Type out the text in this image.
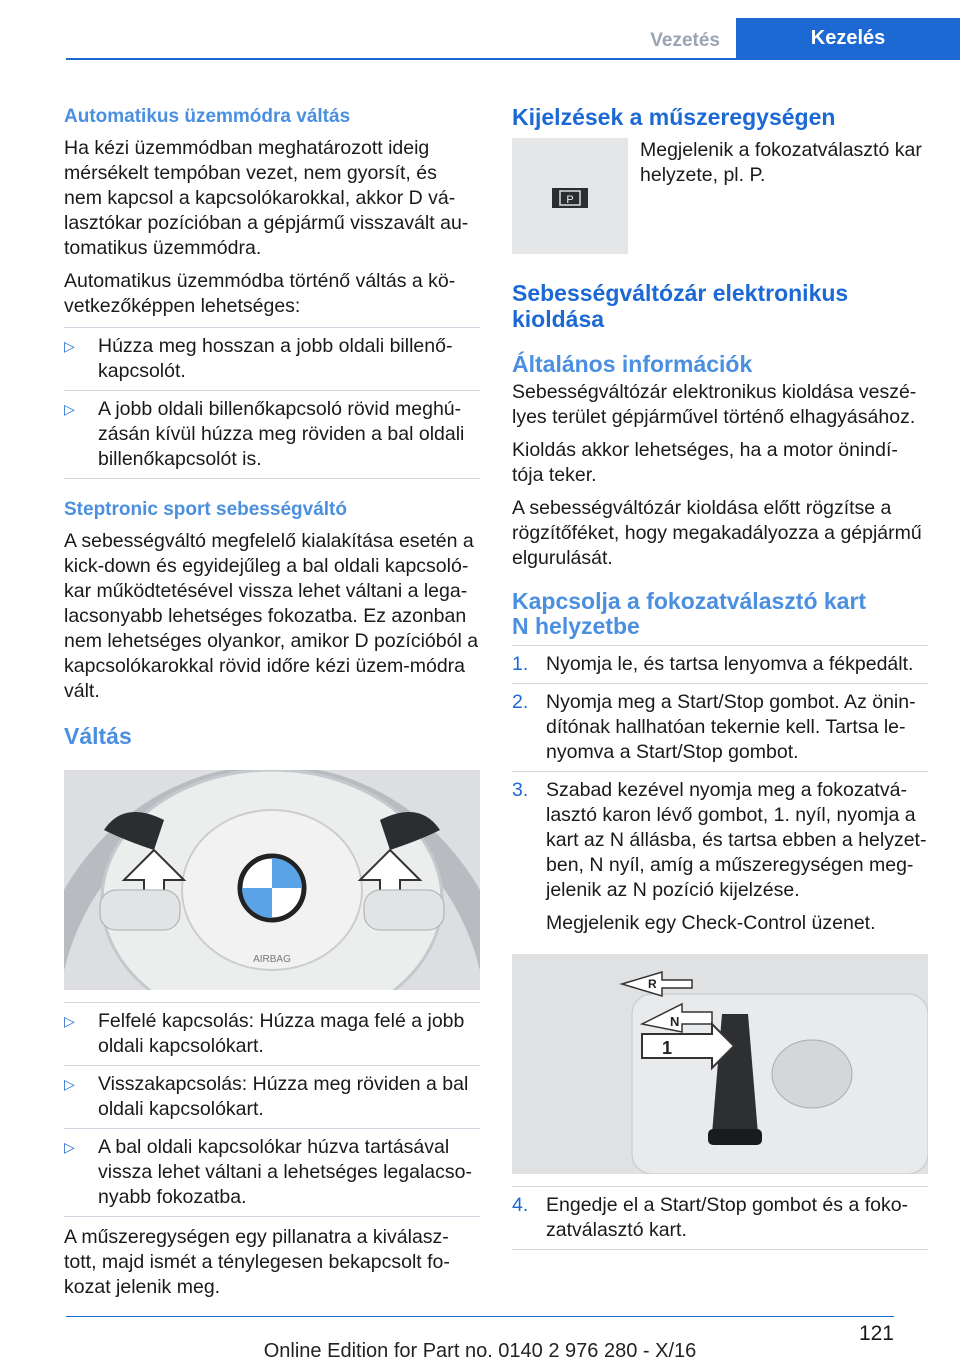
Vezetés	Kezelés
Automatikus üzemmódra váltás

Ha kézi üzemmódban meghatározott ideig mérsékelt tempóban vezet, nem gyorsít, és nem kapcsol a kapcsolókarokkal, akkor D vá-lasztókar pozícióban a gépjármű visszavált au-tomatikus üzemmódra.

Automatikus üzemmódba történő váltás a kö-vetkezőképpen lehetséges:

▷ Húzza meg hosszan a jobb oldali billenő-kapcsolót.
▷ A jobb oldali billenőkapcsoló rövid meghú-zásán kívül húzza meg röviden a bal oldali billenőkapcsolót is.
Steptronic sport sebességváltó

A sebességváltó megfelelő kialakítása esetén a kick-down és egyidejűleg a bal oldali kapcsoló-kar működtetésével vissza lehet váltani a lega-lacsonyabb lehetséges fokozatba. Ez azonban nem lehetséges olyankor, amikor D pozícióból a kapcsolókarokkal rövid időre kézi üzem-módra vált.

Váltás
AIRBAG
▷ Felfelé kapcsolás: Húzza maga felé a jobb oldali kapcsolókart.
▷ Visszakapcsolás: Húzza meg röviden a bal oldali kapcsolókart.
▷ A bal oldali kapcsolókar húzva tartásával vissza lehet váltani a lehetséges legalacso-nyabb fokozatba.

A műszeregységen egy pillanatra a kiválasz-tott, majd ismét a ténylegesen bekapcsolt fo-kozat jelenik meg.

Kijelzések a műszeregységen
P

Megjelenik a fokozatválasztó kar helyzete, pl. P.

Sebességváltózár elektronikus kioldása
Általános információk

Sebességváltózár elektronikus kioldása veszé-lyes terület gépjárművel történő elhagyásához.

Kioldás akkor lehetséges, ha a motor önindí-tója teker.

A sebességváltózár kioldása előtt rögzítse a rögzítőféket, hogy megakadályozza a gépjármű elgurulását.

Kapcsolja a fokozatválasztó kart
N helyzetbe
1. Nyomja le, és tartsa lenyomva a fékpedált.
2. Nyomja meg a Start/Stop gombot. Az önin-dítónak hallhatóan tekernie kell. Tartsa le-nyomva a Start/Stop gombot.
3. Szabad kezével nyomja meg a fokozatvá-lasztó karon lévő gombot, 1. nyíl, nyomja a kart az N állásba, és tartsa ebben a helyzet-ben, N nyíl, amíg a műszeregységen meg-jelenik az N pozíció kijelzése.
Megjelenik egy Check-Control üzenet.
R
N
1
4. Engedje el a Start/Stop gombot és a foko-zatválasztó kart.
121
Online Edition for Part no. 0140 2 976 280 - X/16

- _OBJECTIVE_: Copy every line from the entries that contains the word "gombot".

- _TASK SOLUTION_:
2. Nyomja meg a Start/Stop gombot. Az önin-dítónak hallhatóan tekernie kell. Tartsa le-nyomva a Start/Stop gombot.
3. Szabad kezével nyomja meg a fokozatvá-lasztó karon lévő gombot, 1. nyíl, nyomja a kart az N állásba, és tartsa ebben a helyzet-ben, N nyíl, amíg a műszeregységen meg-jelenik az N pozíció kijelzése.
4. Engedje el a Start/Stop gombot és a foko-zatválasztó kart.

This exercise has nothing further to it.